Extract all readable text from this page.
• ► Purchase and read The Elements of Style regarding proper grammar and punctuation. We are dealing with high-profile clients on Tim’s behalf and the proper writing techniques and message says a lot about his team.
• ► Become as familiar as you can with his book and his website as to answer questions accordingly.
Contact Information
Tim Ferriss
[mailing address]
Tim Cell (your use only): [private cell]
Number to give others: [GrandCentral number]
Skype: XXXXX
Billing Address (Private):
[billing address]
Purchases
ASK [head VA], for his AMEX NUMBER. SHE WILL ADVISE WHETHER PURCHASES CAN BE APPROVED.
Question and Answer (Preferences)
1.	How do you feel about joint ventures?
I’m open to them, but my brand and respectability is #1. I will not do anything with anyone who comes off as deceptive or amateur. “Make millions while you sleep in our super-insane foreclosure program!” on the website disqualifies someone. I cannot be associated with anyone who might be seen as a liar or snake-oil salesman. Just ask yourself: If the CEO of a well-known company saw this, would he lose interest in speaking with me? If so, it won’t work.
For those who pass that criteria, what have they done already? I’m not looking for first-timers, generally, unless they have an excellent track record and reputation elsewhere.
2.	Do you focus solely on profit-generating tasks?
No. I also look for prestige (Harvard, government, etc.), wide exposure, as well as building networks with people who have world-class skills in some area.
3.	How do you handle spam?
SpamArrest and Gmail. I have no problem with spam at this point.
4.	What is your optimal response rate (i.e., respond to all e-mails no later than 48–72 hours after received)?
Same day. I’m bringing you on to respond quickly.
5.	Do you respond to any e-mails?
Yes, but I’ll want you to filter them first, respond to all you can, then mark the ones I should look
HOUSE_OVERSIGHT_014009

Task: Exactly as they are written, print the entries again.

Output below:
Extract all readable text from this page.
• ► Purchase and read The Elements of Style regarding proper grammar and punctuation. We are dealing with high-profile clients on Tim’s behalf and the proper writing techniques and message says a lot about his team.
• ► Become as familiar as you can with his book and his website as to answer questions accordingly.
Contact Information
Tim Ferriss
[mailing address]
Tim Cell (your use only): [private cell]
Number to give others: [GrandCentral number]
Skype: XXXXX
Billing Address (Private):
[billing address]
Purchases
ASK [head VA], for his AMEX NUMBER. SHE WILL ADVISE WHETHER PURCHASES CAN BE APPROVED.
Question and Answer (Preferences)
1.	How do you feel about joint ventures?
I’m open to them, but my brand and respectability is #1. I will not do anything with anyone who comes off as deceptive or amateur. “Make millions while you sleep in our super-insane foreclosure program!” on the website disqualifies someone. I cannot be associated with anyone who might be seen as a liar or snake-oil salesman. Just ask yourself: If the CEO of a well-known company saw this, would he lose interest in speaking with me? If so, it won’t work.
For those who pass that criteria, what have they done already? I’m not looking for first-timers, generally, unless they have an excellent track record and reputation elsewhere.
2.	Do you focus solely on profit-generating tasks?
No. I also look for prestige (Harvard, government, etc.), wide exposure, as well as building networks with people who have world-class skills in some area.
3.	How do you handle spam?
SpamArrest and Gmail. I have no problem with spam at this point.
4.	What is your optimal response rate (i.e., respond to all e-mails no later than 48–72 hours after received)?
Same day. I’m bringing you on to respond quickly.
5.	Do you respond to any e-mails?
Yes, but I’ll want you to filter them first, respond to all you can, then mark the ones I should look
HOUSE_OVERSIGHT_014009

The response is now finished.